**What to work on**: Write out the listing exactly as it is given.
===== Data to use
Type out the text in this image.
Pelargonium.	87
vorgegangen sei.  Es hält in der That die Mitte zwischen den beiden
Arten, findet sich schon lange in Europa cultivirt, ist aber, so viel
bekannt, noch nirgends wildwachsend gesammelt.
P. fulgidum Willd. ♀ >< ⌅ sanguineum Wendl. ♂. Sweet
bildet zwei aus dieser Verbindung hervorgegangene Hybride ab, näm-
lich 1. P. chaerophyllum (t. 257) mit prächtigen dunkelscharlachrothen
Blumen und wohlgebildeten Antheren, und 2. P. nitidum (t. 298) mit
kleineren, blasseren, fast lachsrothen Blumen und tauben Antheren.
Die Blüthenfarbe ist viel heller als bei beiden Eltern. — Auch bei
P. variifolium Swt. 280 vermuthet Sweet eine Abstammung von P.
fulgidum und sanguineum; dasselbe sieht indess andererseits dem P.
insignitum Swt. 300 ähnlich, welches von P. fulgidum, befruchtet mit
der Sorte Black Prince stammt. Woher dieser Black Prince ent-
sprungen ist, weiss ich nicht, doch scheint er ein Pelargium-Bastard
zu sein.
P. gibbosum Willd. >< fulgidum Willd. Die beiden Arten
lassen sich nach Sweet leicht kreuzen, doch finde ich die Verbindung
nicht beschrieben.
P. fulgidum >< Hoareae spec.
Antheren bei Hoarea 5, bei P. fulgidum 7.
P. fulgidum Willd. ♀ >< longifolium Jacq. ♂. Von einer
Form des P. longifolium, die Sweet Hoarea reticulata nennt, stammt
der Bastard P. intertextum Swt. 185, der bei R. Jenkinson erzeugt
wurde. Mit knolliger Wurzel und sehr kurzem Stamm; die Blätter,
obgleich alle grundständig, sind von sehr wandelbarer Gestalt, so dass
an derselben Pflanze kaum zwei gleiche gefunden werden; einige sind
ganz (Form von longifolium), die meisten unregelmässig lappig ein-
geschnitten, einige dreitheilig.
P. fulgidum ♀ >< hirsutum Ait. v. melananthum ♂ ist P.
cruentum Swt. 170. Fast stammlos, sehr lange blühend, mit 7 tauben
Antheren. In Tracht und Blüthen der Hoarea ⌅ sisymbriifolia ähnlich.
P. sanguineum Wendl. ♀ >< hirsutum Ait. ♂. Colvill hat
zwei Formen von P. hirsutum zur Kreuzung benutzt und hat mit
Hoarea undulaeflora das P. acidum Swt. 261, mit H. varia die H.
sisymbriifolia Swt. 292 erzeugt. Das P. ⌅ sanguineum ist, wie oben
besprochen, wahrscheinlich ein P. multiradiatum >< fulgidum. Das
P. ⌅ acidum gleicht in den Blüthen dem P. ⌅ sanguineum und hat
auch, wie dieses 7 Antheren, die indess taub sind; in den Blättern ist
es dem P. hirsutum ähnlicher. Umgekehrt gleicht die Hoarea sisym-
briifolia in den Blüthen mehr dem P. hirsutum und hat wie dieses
==========
**Expected output**:
Type out the text in this image.
Pelargonium.	87
vorgegangen sei.  Es hält in der That die Mitte zwischen den beiden
Arten, findet sich schon lange in Europa cultivirt, ist aber, so viel
bekannt, noch nirgends wildwachsend gesammelt.
P. fulgidum Willd. ♀ >< ⌅ sanguineum Wendl. ♂. Sweet
bildet zwei aus dieser Verbindung hervorgegangene Hybride ab, näm-
lich 1. P. chaerophyllum (t. 257) mit prächtigen dunkelscharlachrothen
Blumen und wohlgebildeten Antheren, und 2. P. nitidum (t. 298) mit
kleineren, blasseren, fast lachsrothen Blumen und tauben Antheren.
Die Blüthenfarbe ist viel heller als bei beiden Eltern. — Auch bei
P. variifolium Swt. 280 vermuthet Sweet eine Abstammung von P.
fulgidum und sanguineum; dasselbe sieht indess andererseits dem P.
insignitum Swt. 300 ähnlich, welches von P. fulgidum, befruchtet mit
der Sorte Black Prince stammt. Woher dieser Black Prince ent-
sprungen ist, weiss ich nicht, doch scheint er ein Pelargium-Bastard
zu sein.
P. gibbosum Willd. >< fulgidum Willd. Die beiden Arten
lassen sich nach Sweet leicht kreuzen, doch finde ich die Verbindung
nicht beschrieben.
P. fulgidum >< Hoareae spec.
Antheren bei Hoarea 5, bei P. fulgidum 7.
P. fulgidum Willd. ♀ >< longifolium Jacq. ♂. Von einer
Form des P. longifolium, die Sweet Hoarea reticulata nennt, stammt
der Bastard P. intertextum Swt. 185, der bei R. Jenkinson erzeugt
wurde. Mit knolliger Wurzel und sehr kurzem Stamm; die Blätter,
obgleich alle grundständig, sind von sehr wandelbarer Gestalt, so dass
an derselben Pflanze kaum zwei gleiche gefunden werden; einige sind
ganz (Form von longifolium), die meisten unregelmässig lappig ein-
geschnitten, einige dreitheilig.
P. fulgidum ♀ >< hirsutum Ait. v. melananthum ♂ ist P.
cruentum Swt. 170. Fast stammlos, sehr lange blühend, mit 7 tauben
Antheren. In Tracht und Blüthen der Hoarea ⌅ sisymbriifolia ähnlich.
P. sanguineum Wendl. ♀ >< hirsutum Ait. ♂. Colvill hat
zwei Formen von P. hirsutum zur Kreuzung benutzt und hat mit
Hoarea undulaeflora das P. acidum Swt. 261, mit H. varia die H.
sisymbriifolia Swt. 292 erzeugt. Das P. ⌅ sanguineum ist, wie oben
besprochen, wahrscheinlich ein P. multiradiatum >< fulgidum. Das
P. ⌅ acidum gleicht in den Blüthen dem P. ⌅ sanguineum und hat
auch, wie dieses 7 Antheren, die indess taub sind; in den Blättern ist
es dem P. hirsutum ähnlicher. Umgekehrt gleicht die Hoarea sisym-
briifolia in den Blüthen mehr dem P. hirsutum und hat wie dieses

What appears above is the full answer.